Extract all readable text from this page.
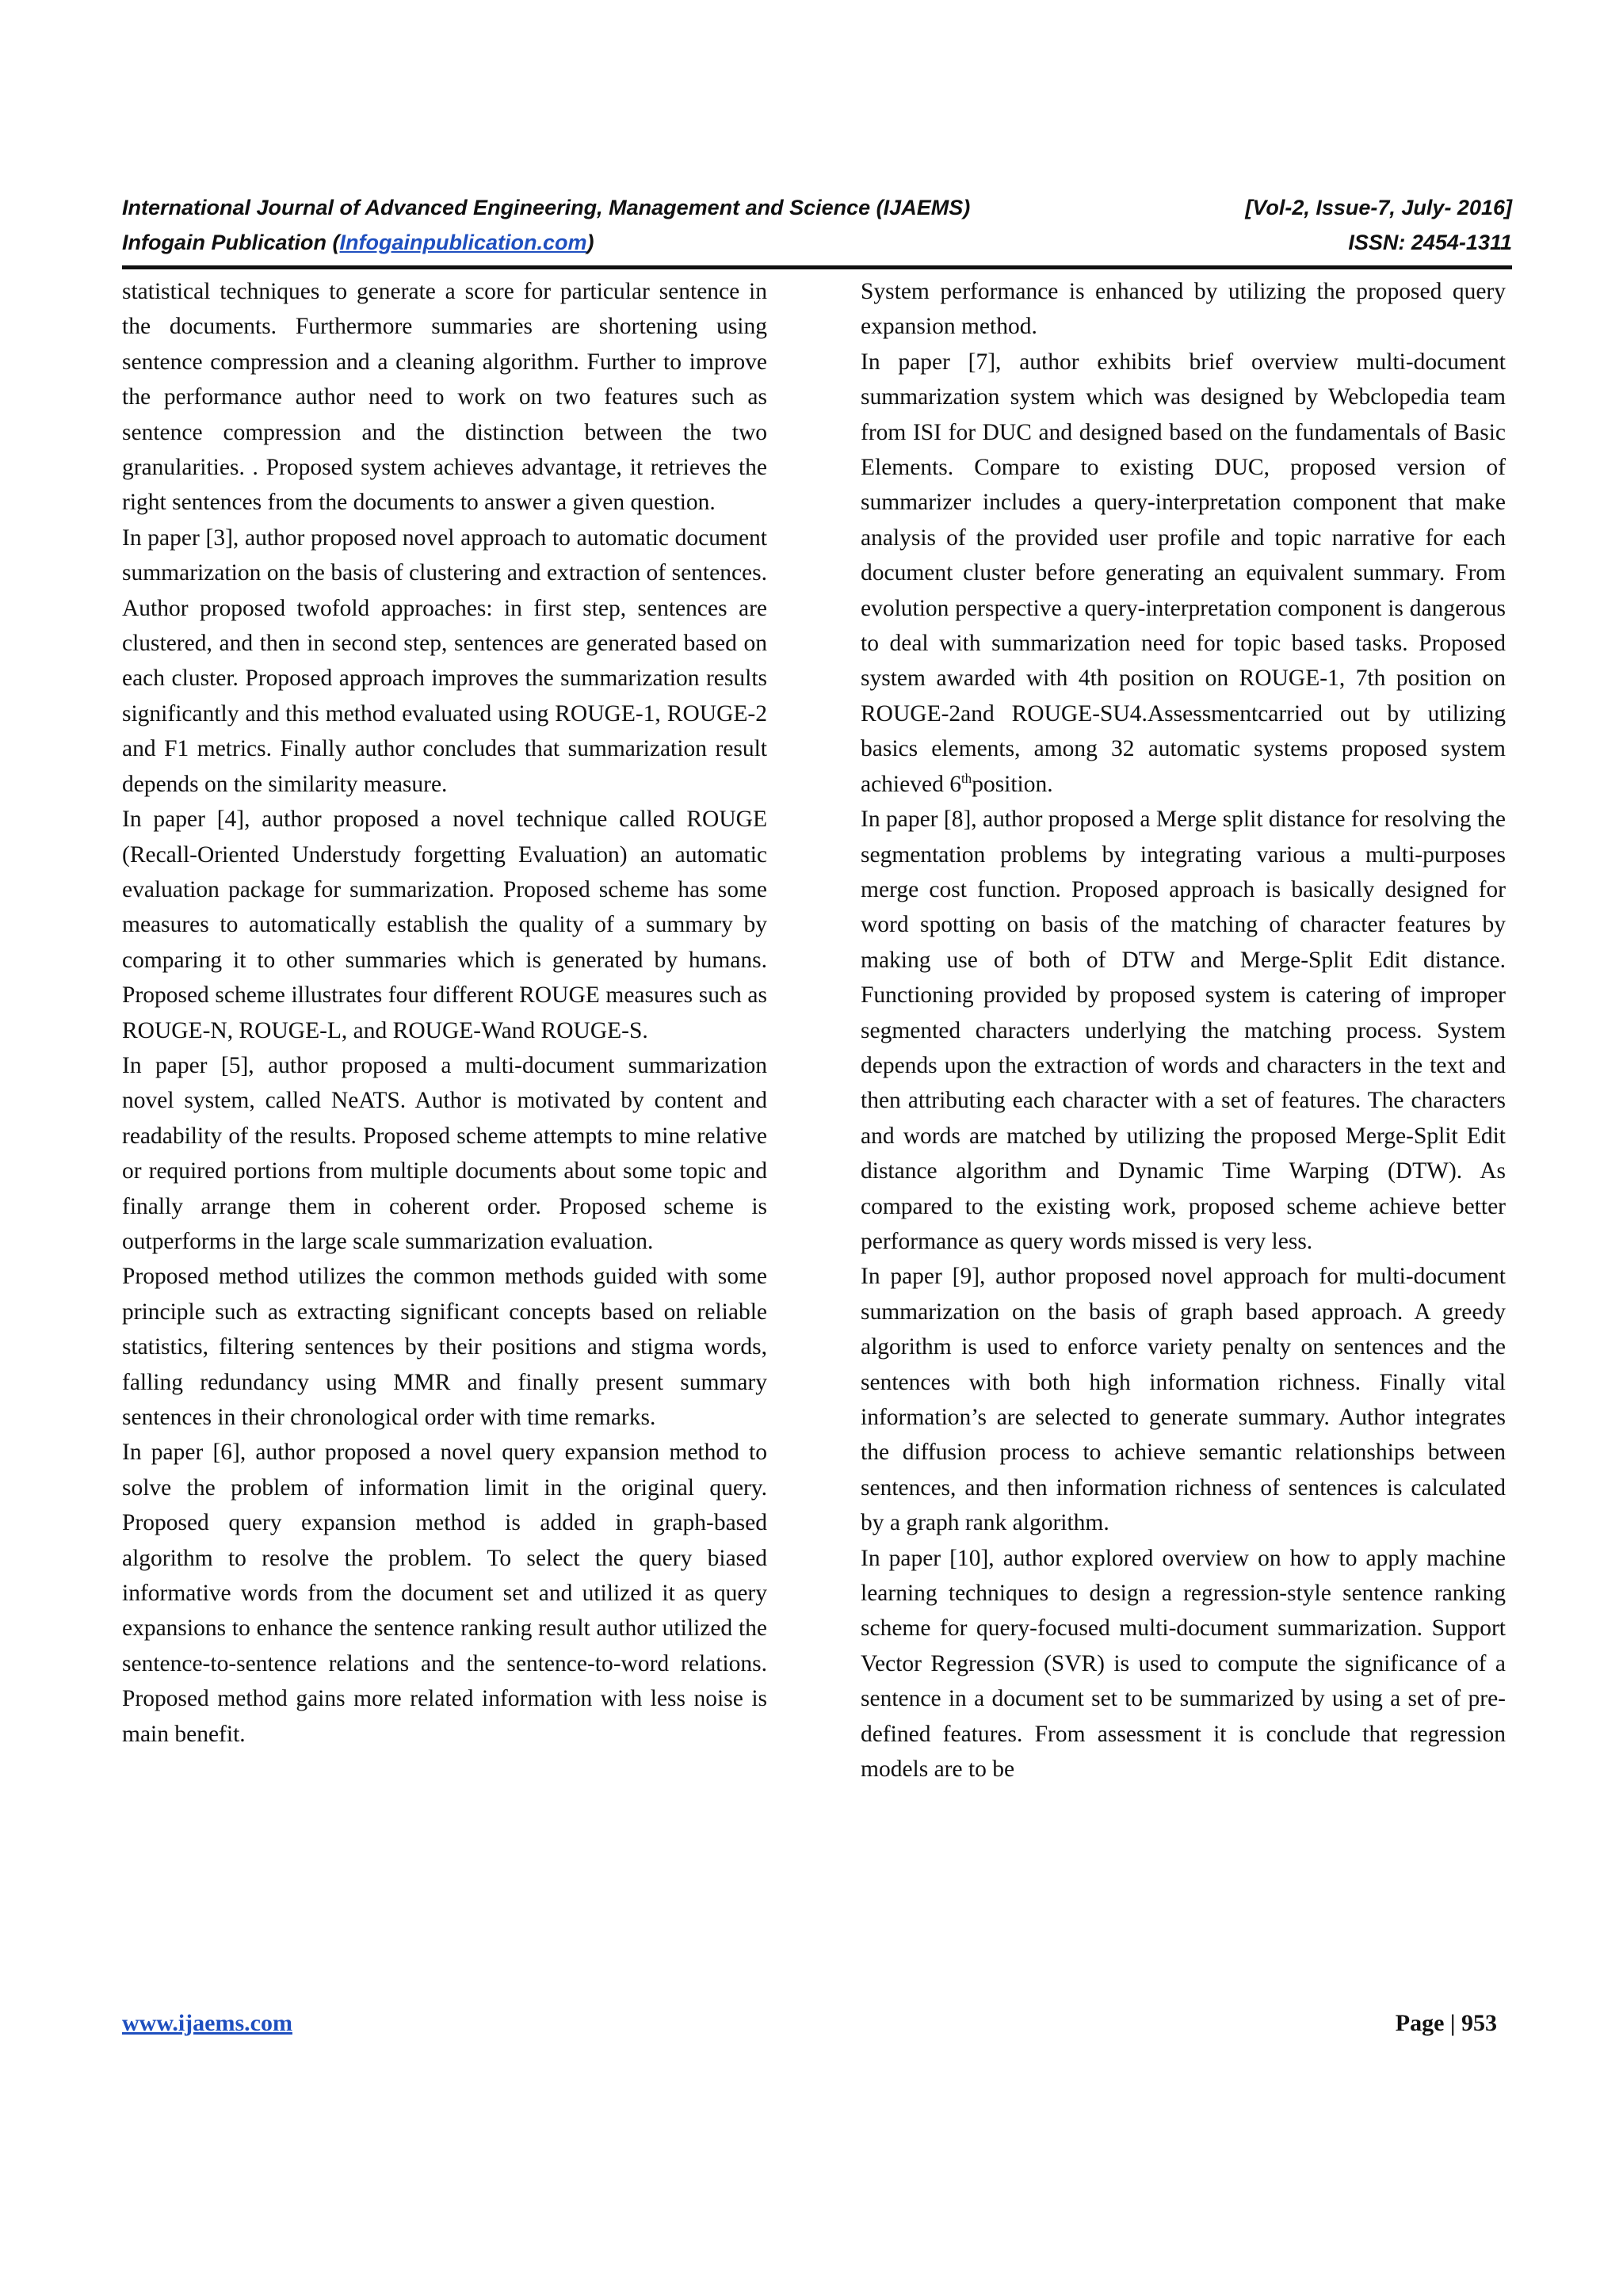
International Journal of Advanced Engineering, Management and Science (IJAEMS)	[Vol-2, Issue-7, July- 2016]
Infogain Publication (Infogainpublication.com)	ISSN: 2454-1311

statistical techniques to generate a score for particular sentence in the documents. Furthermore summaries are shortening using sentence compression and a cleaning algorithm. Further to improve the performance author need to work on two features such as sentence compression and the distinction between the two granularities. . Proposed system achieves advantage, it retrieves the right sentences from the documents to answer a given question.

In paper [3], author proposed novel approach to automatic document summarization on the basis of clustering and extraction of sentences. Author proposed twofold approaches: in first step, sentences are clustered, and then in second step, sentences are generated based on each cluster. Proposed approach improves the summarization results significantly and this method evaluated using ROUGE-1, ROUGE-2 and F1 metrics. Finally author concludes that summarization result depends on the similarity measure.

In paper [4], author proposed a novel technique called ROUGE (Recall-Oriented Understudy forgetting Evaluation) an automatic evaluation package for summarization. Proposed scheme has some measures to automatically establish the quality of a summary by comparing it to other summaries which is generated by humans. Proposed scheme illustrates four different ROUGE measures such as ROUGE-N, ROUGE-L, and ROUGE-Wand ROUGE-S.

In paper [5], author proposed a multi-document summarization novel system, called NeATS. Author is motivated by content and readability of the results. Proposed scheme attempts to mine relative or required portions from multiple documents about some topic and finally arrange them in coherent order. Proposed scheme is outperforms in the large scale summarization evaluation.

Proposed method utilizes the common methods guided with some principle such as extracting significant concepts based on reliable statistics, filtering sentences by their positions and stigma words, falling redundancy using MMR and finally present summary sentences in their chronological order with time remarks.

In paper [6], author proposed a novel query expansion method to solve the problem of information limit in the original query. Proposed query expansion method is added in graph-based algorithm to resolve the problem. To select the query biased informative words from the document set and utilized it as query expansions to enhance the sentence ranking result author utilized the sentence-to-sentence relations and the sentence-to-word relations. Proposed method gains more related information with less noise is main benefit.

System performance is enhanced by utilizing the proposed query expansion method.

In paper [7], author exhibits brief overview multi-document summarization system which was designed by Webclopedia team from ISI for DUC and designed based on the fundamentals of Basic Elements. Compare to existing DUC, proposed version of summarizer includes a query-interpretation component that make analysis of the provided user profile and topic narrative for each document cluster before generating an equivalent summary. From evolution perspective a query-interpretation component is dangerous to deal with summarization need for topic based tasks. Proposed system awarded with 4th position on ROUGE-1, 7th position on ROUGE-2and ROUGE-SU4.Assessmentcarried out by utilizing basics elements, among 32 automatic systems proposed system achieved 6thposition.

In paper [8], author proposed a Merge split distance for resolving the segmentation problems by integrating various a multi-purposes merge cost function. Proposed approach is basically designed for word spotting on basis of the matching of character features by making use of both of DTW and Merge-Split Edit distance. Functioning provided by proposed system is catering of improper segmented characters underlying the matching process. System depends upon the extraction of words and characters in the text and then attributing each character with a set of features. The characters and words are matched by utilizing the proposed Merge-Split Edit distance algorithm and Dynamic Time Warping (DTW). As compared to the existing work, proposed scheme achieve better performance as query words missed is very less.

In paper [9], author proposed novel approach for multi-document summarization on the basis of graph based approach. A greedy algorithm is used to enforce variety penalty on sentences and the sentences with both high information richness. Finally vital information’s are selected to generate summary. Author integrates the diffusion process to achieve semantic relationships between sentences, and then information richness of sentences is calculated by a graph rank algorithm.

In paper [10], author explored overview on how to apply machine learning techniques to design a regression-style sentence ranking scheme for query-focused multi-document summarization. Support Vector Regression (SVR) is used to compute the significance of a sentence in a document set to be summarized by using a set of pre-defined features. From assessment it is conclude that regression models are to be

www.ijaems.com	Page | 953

──────

# REQUIREMENT
Copy the listing in full and without alteration, omitting every picture.

# REPLY
Extract all readable text from this page.
International Journal of Advanced Engineering, Management and Science (IJAEMS)	[Vol-2, Issue-7, July- 2016]
Infogain Publication (Infogainpublication.com)	ISSN: 2454-1311

statistical techniques to generate a score for particular sentence in the documents. Furthermore summaries are shortening using sentence compression and a cleaning algorithm. Further to improve the performance author need to work on two features such as sentence compression and the distinction between the two granularities. . Proposed system achieves advantage, it retrieves the right sentences from the documents to answer a given question.

In paper [3], author proposed novel approach to automatic document summarization on the basis of clustering and extraction of sentences. Author proposed twofold approaches: in first step, sentences are clustered, and then in second step, sentences are generated based on each cluster. Proposed approach improves the summarization results significantly and this method evaluated using ROUGE-1, ROUGE-2 and F1 metrics. Finally author concludes that summarization result depends on the similarity measure.

In paper [4], author proposed a novel technique called ROUGE (Recall-Oriented Understudy forgetting Evaluation) an automatic evaluation package for summarization. Proposed scheme has some measures to automatically establish the quality of a summary by comparing it to other summaries which is generated by humans. Proposed scheme illustrates four different ROUGE measures such as ROUGE-N, ROUGE-L, and ROUGE-Wand ROUGE-S.

In paper [5], author proposed a multi-document summarization novel system, called NeATS. Author is motivated by content and readability of the results. Proposed scheme attempts to mine relative or required portions from multiple documents about some topic and finally arrange them in coherent order. Proposed scheme is outperforms in the large scale summarization evaluation.

Proposed method utilizes the common methods guided with some principle such as extracting significant concepts based on reliable statistics, filtering sentences by their positions and stigma words, falling redundancy using MMR and finally present summary sentences in their chronological order with time remarks.

In paper [6], author proposed a novel query expansion method to solve the problem of information limit in the original query. Proposed query expansion method is added in graph-based algorithm to resolve the problem. To select the query biased informative words from the document set and utilized it as query expansions to enhance the sentence ranking result author utilized the sentence-to-sentence relations and the sentence-to-word relations. Proposed method gains more related information with less noise is main benefit.

System performance is enhanced by utilizing the proposed query expansion method.

In paper [7], author exhibits brief overview multi-document summarization system which was designed by Webclopedia team from ISI for DUC and designed based on the fundamentals of Basic Elements. Compare to existing DUC, proposed version of summarizer includes a query-interpretation component that make analysis of the provided user profile and topic narrative for each document cluster before generating an equivalent summary. From evolution perspective a query-interpretation component is dangerous to deal with summarization need for topic based tasks. Proposed system awarded with 4th position on ROUGE-1, 7th position on ROUGE-2and ROUGE-SU4.Assessmentcarried out by utilizing basics elements, among 32 automatic systems proposed system achieved 6thposition.

In paper [8], author proposed a Merge split distance for resolving the segmentation problems by integrating various a multi-purposes merge cost function. Proposed approach is basically designed for word spotting on basis of the matching of character features by making use of both of DTW and Merge-Split Edit distance. Functioning provided by proposed system is catering of improper segmented characters underlying the matching process. System depends upon the extraction of words and characters in the text and then attributing each character with a set of features. The characters and words are matched by utilizing the proposed Merge-Split Edit distance algorithm and Dynamic Time Warping (DTW). As compared to the existing work, proposed scheme achieve better performance as query words missed is very less.

In paper [9], author proposed novel approach for multi-document summarization on the basis of graph based approach. A greedy algorithm is used to enforce variety penalty on sentences and the sentences with both high information richness. Finally vital information’s are selected to generate summary. Author integrates the diffusion process to achieve semantic relationships between sentences, and then information richness of sentences is calculated by a graph rank algorithm.

In paper [10], author explored overview on how to apply machine learning techniques to design a regression-style sentence ranking scheme for query-focused multi-document summarization. Support Vector Regression (SVR) is used to compute the significance of a sentence in a document set to be summarized by using a set of pre-defined features. From assessment it is conclude that regression models are to be

www.ijaems.com	Page | 953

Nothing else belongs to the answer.